What to work on:
Your task is to retype each line of the data below exactly.

Provided records:
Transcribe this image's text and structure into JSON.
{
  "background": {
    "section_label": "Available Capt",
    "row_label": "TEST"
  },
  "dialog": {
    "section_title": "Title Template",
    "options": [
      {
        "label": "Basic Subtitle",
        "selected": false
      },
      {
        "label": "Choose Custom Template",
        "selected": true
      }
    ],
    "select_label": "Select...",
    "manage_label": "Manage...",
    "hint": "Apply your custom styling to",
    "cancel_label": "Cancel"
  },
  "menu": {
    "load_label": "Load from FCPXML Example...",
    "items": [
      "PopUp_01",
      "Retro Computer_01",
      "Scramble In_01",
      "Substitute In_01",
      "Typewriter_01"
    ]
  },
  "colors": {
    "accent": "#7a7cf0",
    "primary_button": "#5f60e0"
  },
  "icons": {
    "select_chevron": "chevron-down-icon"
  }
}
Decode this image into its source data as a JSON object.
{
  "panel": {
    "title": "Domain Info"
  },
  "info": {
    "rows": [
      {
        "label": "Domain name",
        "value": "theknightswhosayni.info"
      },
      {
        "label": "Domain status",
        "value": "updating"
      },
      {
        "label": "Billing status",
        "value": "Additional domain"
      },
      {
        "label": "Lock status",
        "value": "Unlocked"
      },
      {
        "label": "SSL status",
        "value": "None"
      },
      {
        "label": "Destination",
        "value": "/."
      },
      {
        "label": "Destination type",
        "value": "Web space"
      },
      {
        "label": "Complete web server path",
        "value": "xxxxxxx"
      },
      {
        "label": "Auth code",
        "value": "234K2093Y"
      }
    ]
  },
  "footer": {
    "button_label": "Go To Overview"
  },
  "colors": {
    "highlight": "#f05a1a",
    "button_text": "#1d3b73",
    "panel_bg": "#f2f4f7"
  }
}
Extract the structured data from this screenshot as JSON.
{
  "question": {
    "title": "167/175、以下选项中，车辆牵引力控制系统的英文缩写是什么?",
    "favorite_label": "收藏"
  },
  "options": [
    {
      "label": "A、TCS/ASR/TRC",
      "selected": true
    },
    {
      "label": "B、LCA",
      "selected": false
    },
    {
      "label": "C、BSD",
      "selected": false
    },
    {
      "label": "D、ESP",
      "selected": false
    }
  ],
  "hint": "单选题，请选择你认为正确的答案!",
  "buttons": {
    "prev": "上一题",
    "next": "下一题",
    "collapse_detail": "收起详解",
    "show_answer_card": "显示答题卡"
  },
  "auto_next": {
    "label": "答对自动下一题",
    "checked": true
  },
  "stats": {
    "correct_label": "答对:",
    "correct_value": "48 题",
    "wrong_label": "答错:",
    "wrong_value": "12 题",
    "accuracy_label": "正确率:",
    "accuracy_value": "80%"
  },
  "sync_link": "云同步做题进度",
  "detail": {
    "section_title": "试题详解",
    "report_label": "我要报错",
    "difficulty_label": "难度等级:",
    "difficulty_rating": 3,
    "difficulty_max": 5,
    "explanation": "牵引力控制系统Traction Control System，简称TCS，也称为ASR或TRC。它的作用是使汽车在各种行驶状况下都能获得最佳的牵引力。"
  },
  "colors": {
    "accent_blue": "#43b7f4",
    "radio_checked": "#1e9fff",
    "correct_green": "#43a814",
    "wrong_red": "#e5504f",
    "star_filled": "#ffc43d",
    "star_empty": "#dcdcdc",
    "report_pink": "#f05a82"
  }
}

Complete answer:
Transcribe this image's text and structure into JSON.
{
  "background": {
    "section_label": "Available Capt",
    "row_label": "TEST"
  },
  "dialog": {
    "section_title": "Title Template",
    "options": [
      {
        "label": "Basic Subtitle",
        "selected": false
      },
      {
        "label": "Choose Custom Template",
        "selected": true
      }
    ],
    "select_label": "Select...",
    "manage_label": "Manage...",
    "hint": "Apply your custom styling to",
    "cancel_label": "Cancel"
  },
  "menu": {
    "load_label": "Load from FCPXML Example...",
    "items": [
      "PopUp_01",
      "Retro Computer_01",
      "Scramble In_01",
      "Substitute In_01",
      "Typewriter_01"
    ]
  },
  "colors": {
    "accent": "#7a7cf0",
    "primary_button": "#5f60e0"
  },
  "icons": {
    "select_chevron": "chevron-down-icon"
  }
}
Decode this image into its source data as a JSON object.
{
  "panel": {
    "title": "Domain Info"
  },
  "info": {
    "rows": [
      {
        "label": "Domain name",
        "value": "theknightswhosayni.info"
      },
      {
        "label": "Domain status",
        "value": "updating"
      },
      {
        "label": "Billing status",
        "value": "Additional domain"
      },
      {
        "label": "Lock status",
        "value": "Unlocked"
      },
      {
        "label": "SSL status",
        "value": "None"
      },
      {
        "label": "Destination",
        "value": "/."
      },
      {
        "label": "Destination type",
        "value": "Web space"
      },
      {
        "label": "Complete web server path",
        "value": "xxxxxxx"
      },
      {
        "label": "Auth code",
        "value": "234K2093Y"
      }
    ]
  },
  "footer": {
    "button_label": "Go To Overview"
  },
  "colors": {
    "highlight": "#f05a1a",
    "button_text": "#1d3b73",
    "panel_bg": "#f2f4f7"
  }
}
Extract the structured data from this screenshot as JSON.
{
  "question": {
    "title": "167/175、以下选项中，车辆牵引力控制系统的英文缩写是什么?",
    "favorite_label": "收藏"
  },
  "options": [
    {
      "label": "A、TCS/ASR/TRC",
      "selected": true
    },
    {
      "label": "B、LCA",
      "selected": false
    },
    {
      "label": "C、BSD",
      "selected": false
    },
    {
      "label": "D、ESP",
      "selected": false
    }
  ],
  "hint": "单选题，请选择你认为正确的答案!",
  "buttons": {
    "prev": "上一题",
    "next": "下一题",
    "collapse_detail": "收起详解",
    "show_answer_card": "显示答题卡"
  },
  "auto_next": {
    "label": "答对自动下一题",
    "checked": true
  },
  "stats": {
    "correct_label": "答对:",
    "correct_value": "48 题",
    "wrong_label": "答错:",
    "wrong_value": "12 题",
    "accuracy_label": "正确率:",
    "accuracy_value": "80%"
  },
  "sync_link": "云同步做题进度",
  "detail": {
    "section_title": "试题详解",
    "report_label": "我要报错",
    "difficulty_label": "难度等级:",
    "difficulty_rating": 3,
    "difficulty_max": 5,
    "explanation": "牵引力控制系统Traction Control System，简称TCS，也称为ASR或TRC。它的作用是使汽车在各种行驶状况下都能获得最佳的牵引力。"
  },
  "colors": {
    "accent_blue": "#43b7f4",
    "radio_checked": "#1e9fff",
    "correct_green": "#43a814",
    "wrong_red": "#e5504f",
    "star_filled": "#ffc43d",
    "star_empty": "#dcdcdc",
    "report_pink": "#f05a82"
  }
}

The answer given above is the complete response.